Exercise prompt:
Every entry must be echoed exactly.

Material shown:
※ ※ ※

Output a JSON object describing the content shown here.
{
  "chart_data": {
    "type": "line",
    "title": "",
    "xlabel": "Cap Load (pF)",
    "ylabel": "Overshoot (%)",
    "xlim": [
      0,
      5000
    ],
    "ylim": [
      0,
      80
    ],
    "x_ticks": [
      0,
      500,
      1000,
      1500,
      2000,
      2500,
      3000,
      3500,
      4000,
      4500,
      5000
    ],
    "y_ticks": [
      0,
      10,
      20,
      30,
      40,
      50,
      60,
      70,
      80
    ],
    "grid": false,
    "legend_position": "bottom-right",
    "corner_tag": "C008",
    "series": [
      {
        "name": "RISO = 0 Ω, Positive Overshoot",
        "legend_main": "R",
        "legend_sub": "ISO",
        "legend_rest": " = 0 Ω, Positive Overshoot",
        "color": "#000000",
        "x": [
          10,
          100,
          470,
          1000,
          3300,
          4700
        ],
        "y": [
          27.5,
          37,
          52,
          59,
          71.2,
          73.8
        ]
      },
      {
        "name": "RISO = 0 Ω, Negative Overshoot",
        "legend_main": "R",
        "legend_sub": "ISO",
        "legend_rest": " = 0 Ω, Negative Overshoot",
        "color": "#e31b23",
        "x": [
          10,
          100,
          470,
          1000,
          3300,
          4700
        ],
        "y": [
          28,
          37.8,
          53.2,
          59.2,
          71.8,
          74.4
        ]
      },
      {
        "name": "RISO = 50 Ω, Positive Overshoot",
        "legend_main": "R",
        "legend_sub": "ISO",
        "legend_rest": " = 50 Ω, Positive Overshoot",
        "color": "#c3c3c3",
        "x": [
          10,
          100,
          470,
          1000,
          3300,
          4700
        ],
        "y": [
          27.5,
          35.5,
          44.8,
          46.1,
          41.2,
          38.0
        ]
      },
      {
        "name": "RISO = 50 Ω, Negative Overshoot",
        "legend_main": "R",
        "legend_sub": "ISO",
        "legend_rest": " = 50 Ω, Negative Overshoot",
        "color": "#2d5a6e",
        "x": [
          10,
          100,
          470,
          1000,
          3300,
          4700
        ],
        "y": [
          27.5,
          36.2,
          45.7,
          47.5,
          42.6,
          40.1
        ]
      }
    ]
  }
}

※ ※ ※

Written response:
Output a JSON object describing the content shown here.
{
  "chart_data": {
    "type": "line",
    "title": "",
    "xlabel": "Cap Load (pF)",
    "ylabel": "Overshoot (%)",
    "xlim": [
      0,
      5000
    ],
    "ylim": [
      0,
      80
    ],
    "x_ticks": [
      0,
      500,
      1000,
      1500,
      2000,
      2500,
      3000,
      3500,
      4000,
      4500,
      5000
    ],
    "y_ticks": [
      0,
      10,
      20,
      30,
      40,
      50,
      60,
      70,
      80
    ],
    "grid": false,
    "legend_position": "bottom-right",
    "corner_tag": "C008",
    "series": [
      {
        "name": "RISO = 0 Ω, Positive Overshoot",
        "legend_main": "R",
        "legend_sub": "ISO",
        "legend_rest": " = 0 Ω, Positive Overshoot",
        "color": "#000000",
        "x": [
          10,
          100,
          470,
          1000,
          3300,
          4700
        ],
        "y": [
          27.5,
          37,
          52,
          59,
          71.2,
          73.8
        ]
      },
      {
        "name": "RISO = 0 Ω, Negative Overshoot",
        "legend_main": "R",
        "legend_sub": "ISO",
        "legend_rest": " = 0 Ω, Negative Overshoot",
        "color": "#e31b23",
        "x": [
          10,
          100,
          470,
          1000,
          3300,
          4700
        ],
        "y": [
          28,
          37.8,
          53.2,
          59.2,
          71.8,
          74.4
        ]
      },
      {
        "name": "RISO = 50 Ω, Positive Overshoot",
        "legend_main": "R",
        "legend_sub": "ISO",
        "legend_rest": " = 50 Ω, Positive Overshoot",
        "color": "#c3c3c3",
        "x": [
          10,
          100,
          470,
          1000,
          3300,
          4700
        ],
        "y": [
          27.5,
          35.5,
          44.8,
          46.1,
          41.2,
          38.0
        ]
      },
      {
        "name": "RISO = 50 Ω, Negative Overshoot",
        "legend_main": "R",
        "legend_sub": "ISO",
        "legend_rest": " = 50 Ω, Negative Overshoot",
        "color": "#2d5a6e",
        "x": [
          10,
          100,
          470,
          1000,
          3300,
          4700
        ],
        "y": [
          27.5,
          36.2,
          45.7,
          47.5,
          42.6,
          40.1
        ]
      }
    ]
  }
}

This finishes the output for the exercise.